-- START RECORDED DATA --

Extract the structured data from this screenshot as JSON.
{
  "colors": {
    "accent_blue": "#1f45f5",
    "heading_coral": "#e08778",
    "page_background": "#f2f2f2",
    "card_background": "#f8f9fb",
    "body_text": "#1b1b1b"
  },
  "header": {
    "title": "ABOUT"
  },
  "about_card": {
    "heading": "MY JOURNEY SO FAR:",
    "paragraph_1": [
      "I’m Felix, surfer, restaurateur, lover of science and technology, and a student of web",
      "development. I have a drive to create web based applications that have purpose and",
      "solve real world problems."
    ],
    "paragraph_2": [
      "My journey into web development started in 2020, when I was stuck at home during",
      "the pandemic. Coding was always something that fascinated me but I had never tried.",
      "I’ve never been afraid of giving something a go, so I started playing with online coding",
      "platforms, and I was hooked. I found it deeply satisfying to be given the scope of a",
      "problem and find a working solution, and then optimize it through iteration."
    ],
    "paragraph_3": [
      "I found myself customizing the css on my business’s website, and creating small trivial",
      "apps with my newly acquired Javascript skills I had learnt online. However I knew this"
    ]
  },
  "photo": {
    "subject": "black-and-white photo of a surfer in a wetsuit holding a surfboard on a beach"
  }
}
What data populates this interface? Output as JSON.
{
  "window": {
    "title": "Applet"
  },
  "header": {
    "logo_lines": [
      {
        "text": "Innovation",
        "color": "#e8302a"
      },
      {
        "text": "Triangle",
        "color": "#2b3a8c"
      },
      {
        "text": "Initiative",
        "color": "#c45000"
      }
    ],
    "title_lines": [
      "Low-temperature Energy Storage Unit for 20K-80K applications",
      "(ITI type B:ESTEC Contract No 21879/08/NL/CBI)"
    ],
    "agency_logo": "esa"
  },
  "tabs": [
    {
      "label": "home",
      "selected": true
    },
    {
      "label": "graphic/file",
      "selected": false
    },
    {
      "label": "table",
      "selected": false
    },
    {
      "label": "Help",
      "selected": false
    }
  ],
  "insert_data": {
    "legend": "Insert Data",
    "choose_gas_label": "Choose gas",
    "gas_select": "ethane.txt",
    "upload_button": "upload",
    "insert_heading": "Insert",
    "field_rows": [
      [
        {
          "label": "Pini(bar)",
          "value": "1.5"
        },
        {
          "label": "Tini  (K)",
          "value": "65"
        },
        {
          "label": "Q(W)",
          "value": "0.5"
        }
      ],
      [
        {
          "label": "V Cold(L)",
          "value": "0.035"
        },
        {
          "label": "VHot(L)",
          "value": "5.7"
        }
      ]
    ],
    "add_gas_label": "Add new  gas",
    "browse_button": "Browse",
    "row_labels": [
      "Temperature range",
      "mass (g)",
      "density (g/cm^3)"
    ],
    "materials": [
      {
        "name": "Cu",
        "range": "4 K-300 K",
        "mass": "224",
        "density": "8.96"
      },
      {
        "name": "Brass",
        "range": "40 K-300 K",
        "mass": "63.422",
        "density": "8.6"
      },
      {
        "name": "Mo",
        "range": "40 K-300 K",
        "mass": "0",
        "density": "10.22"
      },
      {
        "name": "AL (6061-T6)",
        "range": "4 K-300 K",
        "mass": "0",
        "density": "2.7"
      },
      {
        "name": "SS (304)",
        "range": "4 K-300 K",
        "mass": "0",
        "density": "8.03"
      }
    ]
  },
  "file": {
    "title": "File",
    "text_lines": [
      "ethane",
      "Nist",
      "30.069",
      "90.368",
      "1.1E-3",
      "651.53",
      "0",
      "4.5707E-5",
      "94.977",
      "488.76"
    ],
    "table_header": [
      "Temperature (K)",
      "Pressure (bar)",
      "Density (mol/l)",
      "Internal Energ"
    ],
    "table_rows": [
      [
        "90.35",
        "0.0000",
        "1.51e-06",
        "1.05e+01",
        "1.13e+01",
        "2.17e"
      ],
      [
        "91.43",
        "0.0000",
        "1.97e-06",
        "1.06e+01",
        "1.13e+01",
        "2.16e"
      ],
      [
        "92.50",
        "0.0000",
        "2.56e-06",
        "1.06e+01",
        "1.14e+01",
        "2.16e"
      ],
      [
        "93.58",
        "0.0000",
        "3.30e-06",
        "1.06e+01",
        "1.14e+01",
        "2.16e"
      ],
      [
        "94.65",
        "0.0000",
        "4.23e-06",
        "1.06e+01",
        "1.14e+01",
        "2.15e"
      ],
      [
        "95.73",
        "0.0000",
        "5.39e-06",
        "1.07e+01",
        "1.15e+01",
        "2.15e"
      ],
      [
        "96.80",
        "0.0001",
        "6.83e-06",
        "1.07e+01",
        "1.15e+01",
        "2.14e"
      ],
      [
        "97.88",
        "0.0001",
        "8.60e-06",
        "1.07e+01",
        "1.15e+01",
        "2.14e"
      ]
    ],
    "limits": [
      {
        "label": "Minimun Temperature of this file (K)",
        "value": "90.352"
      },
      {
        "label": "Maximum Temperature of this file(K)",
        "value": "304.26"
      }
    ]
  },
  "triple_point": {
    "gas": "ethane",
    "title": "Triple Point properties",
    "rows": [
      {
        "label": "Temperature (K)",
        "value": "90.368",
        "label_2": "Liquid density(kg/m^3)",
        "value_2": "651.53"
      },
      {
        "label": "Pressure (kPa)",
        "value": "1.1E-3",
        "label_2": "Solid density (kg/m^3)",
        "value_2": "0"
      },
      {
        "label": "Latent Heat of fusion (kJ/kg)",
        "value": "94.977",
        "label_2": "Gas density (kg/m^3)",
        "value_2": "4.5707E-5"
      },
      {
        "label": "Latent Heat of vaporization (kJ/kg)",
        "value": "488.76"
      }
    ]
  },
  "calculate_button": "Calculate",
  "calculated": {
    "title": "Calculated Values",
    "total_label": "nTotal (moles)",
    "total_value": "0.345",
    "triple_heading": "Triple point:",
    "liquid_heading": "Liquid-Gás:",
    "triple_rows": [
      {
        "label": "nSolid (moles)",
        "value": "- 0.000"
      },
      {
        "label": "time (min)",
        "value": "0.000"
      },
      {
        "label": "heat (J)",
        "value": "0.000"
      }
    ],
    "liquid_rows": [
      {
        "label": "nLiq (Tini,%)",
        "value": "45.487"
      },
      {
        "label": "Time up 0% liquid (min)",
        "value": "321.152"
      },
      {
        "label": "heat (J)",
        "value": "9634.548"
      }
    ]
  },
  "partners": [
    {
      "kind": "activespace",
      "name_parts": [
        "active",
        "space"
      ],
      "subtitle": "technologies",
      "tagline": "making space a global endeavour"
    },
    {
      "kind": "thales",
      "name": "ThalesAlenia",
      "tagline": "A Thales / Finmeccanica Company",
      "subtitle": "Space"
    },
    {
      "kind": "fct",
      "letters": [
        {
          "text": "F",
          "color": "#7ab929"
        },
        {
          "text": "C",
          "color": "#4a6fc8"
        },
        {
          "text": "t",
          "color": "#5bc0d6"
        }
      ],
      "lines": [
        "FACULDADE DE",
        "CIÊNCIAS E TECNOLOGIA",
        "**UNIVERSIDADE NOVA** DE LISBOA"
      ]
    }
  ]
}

-- END RECORDED DATA --

**WHAT NEEDS TO BE DONE:**
Repeat the data above exactly.

**OUTPUT FOR THIS EXERCISE:**
Extract the structured data from this screenshot as JSON.
{
  "colors": {
    "accent_blue": "#1f45f5",
    "heading_coral": "#e08778",
    "page_background": "#f2f2f2",
    "card_background": "#f8f9fb",
    "body_text": "#1b1b1b"
  },
  "header": {
    "title": "ABOUT"
  },
  "about_card": {
    "heading": "MY JOURNEY SO FAR:",
    "paragraph_1": [
      "I’m Felix, surfer, restaurateur, lover of science and technology, and a student of web",
      "development. I have a drive to create web based applications that have purpose and",
      "solve real world problems."
    ],
    "paragraph_2": [
      "My journey into web development started in 2020, when I was stuck at home during",
      "the pandemic. Coding was always something that fascinated me but I had never tried.",
      "I’ve never been afraid of giving something a go, so I started playing with online coding",
      "platforms, and I was hooked. I found it deeply satisfying to be given the scope of a",
      "problem and find a working solution, and then optimize it through iteration."
    ],
    "paragraph_3": [
      "I found myself customizing the css on my business’s website, and creating small trivial",
      "apps with my newly acquired Javascript skills I had learnt online. However I knew this"
    ]
  },
  "photo": {
    "subject": "black-and-white photo of a surfer in a wetsuit holding a surfboard on a beach"
  }
}
What data populates this interface? Output as JSON.
{
  "window": {
    "title": "Applet"
  },
  "header": {
    "logo_lines": [
      {
        "text": "Innovation",
        "color": "#e8302a"
      },
      {
        "text": "Triangle",
        "color": "#2b3a8c"
      },
      {
        "text": "Initiative",
        "color": "#c45000"
      }
    ],
    "title_lines": [
      "Low-temperature Energy Storage Unit for 20K-80K applications",
      "(ITI type B:ESTEC Contract No 21879/08/NL/CBI)"
    ],
    "agency_logo": "esa"
  },
  "tabs": [
    {
      "label": "home",
      "selected": true
    },
    {
      "label": "graphic/file",
      "selected": false
    },
    {
      "label": "table",
      "selected": false
    },
    {
      "label": "Help",
      "selected": false
    }
  ],
  "insert_data": {
    "legend": "Insert Data",
    "choose_gas_label": "Choose gas",
    "gas_select": "ethane.txt",
    "upload_button": "upload",
    "insert_heading": "Insert",
    "field_rows": [
      [
        {
          "label": "Pini(bar)",
          "value": "1.5"
        },
        {
          "label": "Tini  (K)",
          "value": "65"
        },
        {
          "label": "Q(W)",
          "value": "0.5"
        }
      ],
      [
        {
          "label": "V Cold(L)",
          "value": "0.035"
        },
        {
          "label": "VHot(L)",
          "value": "5.7"
        }
      ]
    ],
    "add_gas_label": "Add new  gas",
    "browse_button": "Browse",
    "row_labels": [
      "Temperature range",
      "mass (g)",
      "density (g/cm^3)"
    ],
    "materials": [
      {
        "name": "Cu",
        "range": "4 K-300 K",
        "mass": "224",
        "density": "8.96"
      },
      {
        "name": "Brass",
        "range": "40 K-300 K",
        "mass": "63.422",
        "density": "8.6"
      },
      {
        "name": "Mo",
        "range": "40 K-300 K",
        "mass": "0",
        "density": "10.22"
      },
      {
        "name": "AL (6061-T6)",
        "range": "4 K-300 K",
        "mass": "0",
        "density": "2.7"
      },
      {
        "name": "SS (304)",
        "range": "4 K-300 K",
        "mass": "0",
        "density": "8.03"
      }
    ]
  },
  "file": {
    "title": "File",
    "text_lines": [
      "ethane",
      "Nist",
      "30.069",
      "90.368",
      "1.1E-3",
      "651.53",
      "0",
      "4.5707E-5",
      "94.977",
      "488.76"
    ],
    "table_header": [
      "Temperature (K)",
      "Pressure (bar)",
      "Density (mol/l)",
      "Internal Energ"
    ],
    "table_rows": [
      [
        "90.35",
        "0.0000",
        "1.51e-06",
        "1.05e+01",
        "1.13e+01",
        "2.17e"
      ],
      [
        "91.43",
        "0.0000",
        "1.97e-06",
        "1.06e+01",
        "1.13e+01",
        "2.16e"
      ],
      [
        "92.50",
        "0.0000",
        "2.56e-06",
        "1.06e+01",
        "1.14e+01",
        "2.16e"
      ],
      [
        "93.58",
        "0.0000",
        "3.30e-06",
        "1.06e+01",
        "1.14e+01",
        "2.16e"
      ],
      [
        "94.65",
        "0.0000",
        "4.23e-06",
        "1.06e+01",
        "1.14e+01",
        "2.15e"
      ],
      [
        "95.73",
        "0.0000",
        "5.39e-06",
        "1.07e+01",
        "1.15e+01",
        "2.15e"
      ],
      [
        "96.80",
        "0.0001",
        "6.83e-06",
        "1.07e+01",
        "1.15e+01",
        "2.14e"
      ],
      [
        "97.88",
        "0.0001",
        "8.60e-06",
        "1.07e+01",
        "1.15e+01",
        "2.14e"
      ]
    ],
    "limits": [
      {
        "label": "Minimun Temperature of this file (K)",
        "value": "90.352"
      },
      {
        "label": "Maximum Temperature of this file(K)",
        "value": "304.26"
      }
    ]
  },
  "triple_point": {
    "gas": "ethane",
    "title": "Triple Point properties",
    "rows": [
      {
        "label": "Temperature (K)",
        "value": "90.368",
        "label_2": "Liquid density(kg/m^3)",
        "value_2": "651.53"
      },
      {
        "label": "Pressure (kPa)",
        "value": "1.1E-3",
        "label_2": "Solid density (kg/m^3)",
        "value_2": "0"
      },
      {
        "label": "Latent Heat of fusion (kJ/kg)",
        "value": "94.977",
        "label_2": "Gas density (kg/m^3)",
        "value_2": "4.5707E-5"
      },
      {
        "label": "Latent Heat of vaporization (kJ/kg)",
        "value": "488.76"
      }
    ]
  },
  "calculate_button": "Calculate",
  "calculated": {
    "title": "Calculated Values",
    "total_label": "nTotal (moles)",
    "total_value": "0.345",
    "triple_heading": "Triple point:",
    "liquid_heading": "Liquid-Gás:",
    "triple_rows": [
      {
        "label": "nSolid (moles)",
        "value": "- 0.000"
      },
      {
        "label": "time (min)",
        "value": "0.000"
      },
      {
        "label": "heat (J)",
        "value": "0.000"
      }
    ],
    "liquid_rows": [
      {
        "label": "nLiq (Tini,%)",
        "value": "45.487"
      },
      {
        "label": "Time up 0% liquid (min)",
        "value": "321.152"
      },
      {
        "label": "heat (J)",
        "value": "9634.548"
      }
    ]
  },
  "partners": [
    {
      "kind": "activespace",
      "name_parts": [
        "active",
        "space"
      ],
      "subtitle": "technologies",
      "tagline": "making space a global endeavour"
    },
    {
      "kind": "thales",
      "name": "ThalesAlenia",
      "tagline": "A Thales / Finmeccanica Company",
      "subtitle": "Space"
    },
    {
      "kind": "fct",
      "letters": [
        {
          "text": "F",
          "color": "#7ab929"
        },
        {
          "text": "C",
          "color": "#4a6fc8"
        },
        {
          "text": "t",
          "color": "#5bc0d6"
        }
      ],
      "lines": [
        "FACULDADE DE",
        "CIÊNCIAS E TECNOLOGIA",
        "**UNIVERSIDADE NOVA** DE LISBOA"
      ]
    }
  ]
}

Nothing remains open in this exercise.